== DIRECTIONS FOR THIS TASK ==
Repeat the lines below exactly as they appear, but leave out the images.

== GIVEN RECORDS ==
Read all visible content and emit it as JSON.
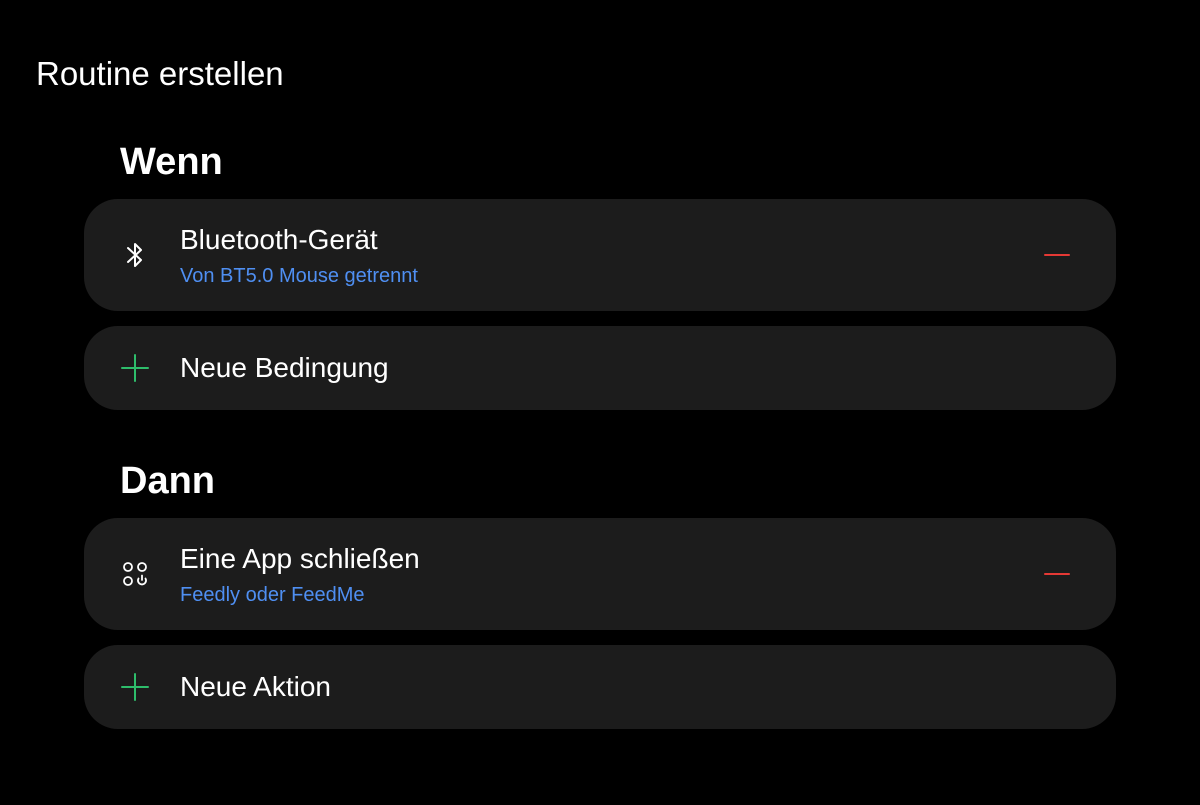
{
  "header": {
    "title": "Routine erstellen"
  },
  "if_section": {
    "heading": "Wenn",
    "conditions": [
      {
        "icon": "bluetooth-icon",
        "title": "Bluetooth-Gerät",
        "subtitle": "Von BT5.0 Mouse getrennt",
        "remove_icon": "minus-icon"
      }
    ],
    "add_label": "Neue Bedingung",
    "add_icon": "plus-icon"
  },
  "then_section": {
    "heading": "Dann",
    "actions": [
      {
        "icon": "apps-icon",
        "title": "Eine App schließen",
        "subtitle": "Feedly oder FeedMe",
        "remove_icon": "minus-icon"
      }
    ],
    "add_label": "Neue Aktion",
    "add_icon": "plus-icon"
  },
  "colors": {
    "background": "#000000",
    "card": "#1c1c1c",
    "subtitle_accent": "#4f8ff2",
    "add_accent": "#2ebd6b",
    "remove_accent": "#e53935"
  }
}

== CORRECT ANSWER ==
Read all visible content and emit it as JSON.
{
  "header": {
    "title": "Routine erstellen"
  },
  "if_section": {
    "heading": "Wenn",
    "conditions": [
      {
        "icon": "bluetooth-icon",
        "title": "Bluetooth-Gerät",
        "subtitle": "Von BT5.0 Mouse getrennt",
        "remove_icon": "minus-icon"
      }
    ],
    "add_label": "Neue Bedingung",
    "add_icon": "plus-icon"
  },
  "then_section": {
    "heading": "Dann",
    "actions": [
      {
        "icon": "apps-icon",
        "title": "Eine App schließen",
        "subtitle": "Feedly oder FeedMe",
        "remove_icon": "minus-icon"
      }
    ],
    "add_label": "Neue Aktion",
    "add_icon": "plus-icon"
  },
  "colors": {
    "background": "#000000",
    "card": "#1c1c1c",
    "subtitle_accent": "#4f8ff2",
    "add_accent": "#2ebd6b",
    "remove_accent": "#e53935"
  }
}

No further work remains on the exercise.